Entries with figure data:
*-*-*
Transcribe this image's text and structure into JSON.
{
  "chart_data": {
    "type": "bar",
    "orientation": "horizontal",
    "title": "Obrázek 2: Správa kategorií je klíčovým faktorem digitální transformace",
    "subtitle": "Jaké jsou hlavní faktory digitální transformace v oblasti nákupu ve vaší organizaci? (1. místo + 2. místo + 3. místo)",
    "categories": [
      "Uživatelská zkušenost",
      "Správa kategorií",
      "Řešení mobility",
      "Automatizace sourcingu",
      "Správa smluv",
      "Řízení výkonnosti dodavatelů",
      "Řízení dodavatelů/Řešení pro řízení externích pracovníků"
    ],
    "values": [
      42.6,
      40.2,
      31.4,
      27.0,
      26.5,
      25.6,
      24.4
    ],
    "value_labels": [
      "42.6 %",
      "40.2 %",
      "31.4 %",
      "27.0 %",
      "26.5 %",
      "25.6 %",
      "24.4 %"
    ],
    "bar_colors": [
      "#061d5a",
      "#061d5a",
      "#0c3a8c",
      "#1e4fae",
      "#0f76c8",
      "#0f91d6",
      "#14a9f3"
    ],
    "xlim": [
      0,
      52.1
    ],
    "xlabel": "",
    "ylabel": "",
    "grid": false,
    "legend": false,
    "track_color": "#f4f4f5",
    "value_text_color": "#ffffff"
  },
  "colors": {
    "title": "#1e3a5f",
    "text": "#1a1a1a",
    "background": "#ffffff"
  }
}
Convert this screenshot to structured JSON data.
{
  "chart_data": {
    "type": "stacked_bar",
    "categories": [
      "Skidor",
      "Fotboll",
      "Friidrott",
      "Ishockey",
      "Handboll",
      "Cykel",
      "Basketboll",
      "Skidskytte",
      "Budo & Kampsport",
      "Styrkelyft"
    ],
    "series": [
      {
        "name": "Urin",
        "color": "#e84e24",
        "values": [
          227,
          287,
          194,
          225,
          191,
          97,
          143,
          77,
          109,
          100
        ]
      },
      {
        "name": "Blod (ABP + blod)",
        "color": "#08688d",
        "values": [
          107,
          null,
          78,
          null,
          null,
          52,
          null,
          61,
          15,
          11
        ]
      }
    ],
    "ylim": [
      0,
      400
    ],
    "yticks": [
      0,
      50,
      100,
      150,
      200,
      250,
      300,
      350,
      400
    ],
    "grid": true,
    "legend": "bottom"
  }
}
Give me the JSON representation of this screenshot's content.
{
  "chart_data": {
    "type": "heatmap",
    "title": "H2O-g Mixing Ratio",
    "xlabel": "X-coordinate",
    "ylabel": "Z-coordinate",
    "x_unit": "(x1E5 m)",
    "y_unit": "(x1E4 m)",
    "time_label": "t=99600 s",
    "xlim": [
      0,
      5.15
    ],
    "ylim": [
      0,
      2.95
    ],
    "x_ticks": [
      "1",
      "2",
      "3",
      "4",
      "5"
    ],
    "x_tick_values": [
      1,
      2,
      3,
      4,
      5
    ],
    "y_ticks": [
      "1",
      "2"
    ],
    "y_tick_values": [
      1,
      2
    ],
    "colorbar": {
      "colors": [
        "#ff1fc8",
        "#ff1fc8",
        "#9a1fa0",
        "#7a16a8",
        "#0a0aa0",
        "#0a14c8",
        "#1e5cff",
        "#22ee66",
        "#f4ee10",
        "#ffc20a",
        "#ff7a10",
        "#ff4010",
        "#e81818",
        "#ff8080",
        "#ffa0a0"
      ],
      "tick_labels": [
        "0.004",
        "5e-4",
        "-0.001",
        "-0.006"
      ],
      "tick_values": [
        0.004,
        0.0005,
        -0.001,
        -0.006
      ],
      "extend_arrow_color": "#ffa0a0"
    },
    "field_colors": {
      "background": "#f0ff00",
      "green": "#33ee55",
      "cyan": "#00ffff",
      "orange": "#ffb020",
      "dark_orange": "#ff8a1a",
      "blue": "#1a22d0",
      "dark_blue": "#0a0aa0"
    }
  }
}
*-*-*
**GIVEN REQUEST**
Go through the listing above and return every line where the word "screenshot" occurs.

**RESULT OF THE EXERCISE**
Convert this screenshot to structured JSON data.
Give me the JSON representation of this screenshot's content.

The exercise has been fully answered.